Thursday 22 September 2016

The utterly butterly delicious story of Amul

Over the years, Amul, one of the most beloved brands of our country, has become the taste of India, just as its tagline claims. Every Indian millennial has grown up listening to the jingles of its many dairy products, and the Amul girl, the brand’s mascot in the polka-dotted dress, has become a nostalgia-evoking symbol. Amul has truly come a long way since its founding in 1946.


The beginning

Amul was formed as a part of a cooperative movement against Polson Dairy in Anand, Gujarat, which procured milk from local farmers of Kaira District at very low rates and sold it to the then Bombay government. Everyone except the farmers benefited from this trade. The farmers took their plea to Sardar Patel, who had advocated farmers’ cooperatives since 1942. The result was the formation of the Kaira District Co-operative Milk Producers’ Union Limited in Anand.

The union started pasteurising milk produced by a handful of farmers for the Bombay Milk Scheme and grew to 432 farmers by the end of 1948. The rapid growth led to problems including excess production that the Bombay Milk Scheme couldn’t accommodate. To solve this issue, a plant was set up to process all that extra milk into products such as milk powder and butter.
____________________
Required work - Can you continue the piece on the history of Amul, picking up after its last sentence about the plant for milk powder and butter?

Collected data:
____________________
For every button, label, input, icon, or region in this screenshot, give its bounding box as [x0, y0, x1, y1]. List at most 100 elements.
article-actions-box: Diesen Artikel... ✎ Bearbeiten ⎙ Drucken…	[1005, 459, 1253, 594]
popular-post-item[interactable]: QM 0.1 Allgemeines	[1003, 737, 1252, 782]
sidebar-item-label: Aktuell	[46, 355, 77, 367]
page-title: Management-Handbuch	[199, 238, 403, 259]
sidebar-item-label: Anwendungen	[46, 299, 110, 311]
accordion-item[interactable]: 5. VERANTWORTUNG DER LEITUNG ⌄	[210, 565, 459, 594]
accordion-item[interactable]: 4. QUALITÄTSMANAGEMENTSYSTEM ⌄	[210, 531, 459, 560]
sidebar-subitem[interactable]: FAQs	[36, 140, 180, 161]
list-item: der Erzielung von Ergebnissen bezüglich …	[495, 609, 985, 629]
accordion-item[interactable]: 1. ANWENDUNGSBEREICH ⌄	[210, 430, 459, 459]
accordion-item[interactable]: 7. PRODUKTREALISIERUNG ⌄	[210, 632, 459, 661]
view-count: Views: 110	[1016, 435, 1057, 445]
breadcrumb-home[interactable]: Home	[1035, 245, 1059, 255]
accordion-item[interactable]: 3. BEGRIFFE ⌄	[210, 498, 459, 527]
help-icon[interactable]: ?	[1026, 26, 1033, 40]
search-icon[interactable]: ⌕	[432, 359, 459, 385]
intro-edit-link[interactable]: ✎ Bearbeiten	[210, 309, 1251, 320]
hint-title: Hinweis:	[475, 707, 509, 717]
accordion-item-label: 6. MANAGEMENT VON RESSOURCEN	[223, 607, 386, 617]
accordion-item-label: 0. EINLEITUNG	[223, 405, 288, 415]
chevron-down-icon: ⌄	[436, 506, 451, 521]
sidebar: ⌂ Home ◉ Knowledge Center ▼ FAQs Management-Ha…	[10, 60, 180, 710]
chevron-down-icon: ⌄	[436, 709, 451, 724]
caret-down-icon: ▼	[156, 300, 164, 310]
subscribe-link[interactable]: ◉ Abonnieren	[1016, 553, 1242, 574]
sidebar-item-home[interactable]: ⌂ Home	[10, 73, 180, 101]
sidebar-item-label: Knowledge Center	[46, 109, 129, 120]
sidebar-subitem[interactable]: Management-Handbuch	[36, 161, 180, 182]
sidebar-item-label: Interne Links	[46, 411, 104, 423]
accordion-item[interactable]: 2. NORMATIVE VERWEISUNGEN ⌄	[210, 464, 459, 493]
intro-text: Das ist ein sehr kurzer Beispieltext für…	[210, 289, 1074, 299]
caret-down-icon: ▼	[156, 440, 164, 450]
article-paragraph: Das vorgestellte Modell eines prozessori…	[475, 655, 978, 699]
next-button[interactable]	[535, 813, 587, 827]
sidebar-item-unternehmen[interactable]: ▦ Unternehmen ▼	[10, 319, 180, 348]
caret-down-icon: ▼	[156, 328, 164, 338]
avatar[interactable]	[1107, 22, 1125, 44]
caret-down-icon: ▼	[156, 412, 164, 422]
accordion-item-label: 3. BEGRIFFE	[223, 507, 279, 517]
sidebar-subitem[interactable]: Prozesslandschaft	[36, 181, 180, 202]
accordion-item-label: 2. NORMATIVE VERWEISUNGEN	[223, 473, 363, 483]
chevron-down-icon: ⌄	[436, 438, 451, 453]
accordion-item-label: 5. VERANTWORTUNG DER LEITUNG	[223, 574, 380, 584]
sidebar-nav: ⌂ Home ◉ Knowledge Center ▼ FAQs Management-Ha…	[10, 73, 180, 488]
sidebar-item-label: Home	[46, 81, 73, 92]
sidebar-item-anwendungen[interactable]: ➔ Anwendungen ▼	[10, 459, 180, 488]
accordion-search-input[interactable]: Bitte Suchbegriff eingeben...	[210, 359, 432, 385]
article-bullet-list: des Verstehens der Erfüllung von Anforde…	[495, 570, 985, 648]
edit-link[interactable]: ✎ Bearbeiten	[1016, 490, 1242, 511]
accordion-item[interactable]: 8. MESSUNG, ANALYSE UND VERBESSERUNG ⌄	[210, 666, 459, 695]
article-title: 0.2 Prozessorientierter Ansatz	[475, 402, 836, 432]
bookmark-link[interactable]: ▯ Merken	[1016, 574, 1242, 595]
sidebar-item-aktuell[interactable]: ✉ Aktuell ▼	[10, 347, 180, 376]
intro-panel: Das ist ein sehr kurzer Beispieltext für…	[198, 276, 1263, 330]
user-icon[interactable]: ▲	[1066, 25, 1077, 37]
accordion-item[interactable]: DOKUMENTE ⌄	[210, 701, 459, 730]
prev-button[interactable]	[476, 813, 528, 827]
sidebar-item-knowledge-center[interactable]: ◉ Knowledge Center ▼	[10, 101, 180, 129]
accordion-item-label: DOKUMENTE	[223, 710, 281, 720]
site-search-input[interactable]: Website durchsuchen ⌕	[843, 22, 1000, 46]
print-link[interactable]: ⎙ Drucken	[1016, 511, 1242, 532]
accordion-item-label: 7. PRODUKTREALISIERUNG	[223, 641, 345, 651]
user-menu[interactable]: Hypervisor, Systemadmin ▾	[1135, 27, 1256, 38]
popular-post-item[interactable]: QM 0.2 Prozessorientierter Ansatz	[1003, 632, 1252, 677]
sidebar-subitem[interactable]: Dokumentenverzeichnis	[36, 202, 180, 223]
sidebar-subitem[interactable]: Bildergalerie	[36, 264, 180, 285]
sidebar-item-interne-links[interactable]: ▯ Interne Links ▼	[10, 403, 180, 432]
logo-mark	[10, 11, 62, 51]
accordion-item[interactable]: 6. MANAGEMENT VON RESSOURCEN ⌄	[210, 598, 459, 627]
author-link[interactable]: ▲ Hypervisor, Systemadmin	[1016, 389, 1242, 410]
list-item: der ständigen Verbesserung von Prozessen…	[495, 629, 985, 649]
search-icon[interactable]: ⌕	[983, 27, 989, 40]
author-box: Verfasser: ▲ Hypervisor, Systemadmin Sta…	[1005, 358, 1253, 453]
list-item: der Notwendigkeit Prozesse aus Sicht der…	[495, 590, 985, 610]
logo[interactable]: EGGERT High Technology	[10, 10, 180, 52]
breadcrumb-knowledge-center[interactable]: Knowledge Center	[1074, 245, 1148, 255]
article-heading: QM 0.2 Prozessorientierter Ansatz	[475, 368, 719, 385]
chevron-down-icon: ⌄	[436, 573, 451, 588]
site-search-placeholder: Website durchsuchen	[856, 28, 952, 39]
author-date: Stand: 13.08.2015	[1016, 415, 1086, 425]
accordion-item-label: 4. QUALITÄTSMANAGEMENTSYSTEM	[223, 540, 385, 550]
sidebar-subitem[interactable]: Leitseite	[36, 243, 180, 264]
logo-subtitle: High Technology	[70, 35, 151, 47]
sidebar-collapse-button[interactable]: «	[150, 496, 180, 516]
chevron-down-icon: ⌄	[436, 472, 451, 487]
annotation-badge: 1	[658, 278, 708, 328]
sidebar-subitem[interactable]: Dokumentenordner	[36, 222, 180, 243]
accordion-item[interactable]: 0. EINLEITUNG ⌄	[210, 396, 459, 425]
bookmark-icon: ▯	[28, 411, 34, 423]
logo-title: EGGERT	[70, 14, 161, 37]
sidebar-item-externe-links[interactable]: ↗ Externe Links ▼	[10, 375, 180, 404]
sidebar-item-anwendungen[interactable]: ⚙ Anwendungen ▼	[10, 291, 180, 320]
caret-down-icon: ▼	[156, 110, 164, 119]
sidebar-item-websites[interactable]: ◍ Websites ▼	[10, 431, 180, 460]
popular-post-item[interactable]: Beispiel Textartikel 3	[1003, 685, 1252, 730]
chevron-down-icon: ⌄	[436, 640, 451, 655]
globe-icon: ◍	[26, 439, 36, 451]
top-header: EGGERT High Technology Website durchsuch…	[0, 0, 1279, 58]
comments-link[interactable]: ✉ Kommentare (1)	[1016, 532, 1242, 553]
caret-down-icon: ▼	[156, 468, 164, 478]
____________________
Response below -
Amul is born

The late Dr Verghese Kurien, rightly called the Milkman of India, was Amul’s true architect. His journey at Amul began in 1949 when he arrived in Anand to manage a dairy as a government employee. He went from helping farmers repair machinery to revolutionising India’s dairy industry with the White Revolution (or Operation Flood), the largest dairy development programme in the world.

The new dairy with the milk processing plant was ready for operation in October 1955, the year that also saw a breakthrough in dairy technology —buffalo milk was processed to make products for the first time in the world. The word ‘Amul’, derived from ‘Amulya’, which means ‘precious’ or ‘priceless’ in Sanskrit, was used to market the range of milk products developed by the Kaira Union. It is also an acronym for Anand Milk Union Ltd.

Dr Kurien had a vision. He wanted to offer small-scale dairy farmers quality-control units and centralised marketing, which were missing at the time in the dairy economy. Thus, the Gujarat Cooperative Milk Marketing Federation (GCMMF) was created in 1973 to market milk and all milk products produced by six district cooperative unions in Gujarat. GCMMF is the largest exporter of dairy products in India and Amul is the umbrella for all of its products.
Awards, accolades, and a global presence
Over the years, Amul, together with GCMMF, has won numerous awards. Some of these include the Rajiv Gandhi National Quality Award, 1999; the Golden Trophy for Outstanding Export Performance, 2009-10; Best Marketing Campaign, 2014; and World Dairy Innovation Award, among many others. Amul earned recognition all over the world when GCMMFintroduced it on the Global Dairy Trade (GDT) platform, where only the six top dairy players across the world sell their products.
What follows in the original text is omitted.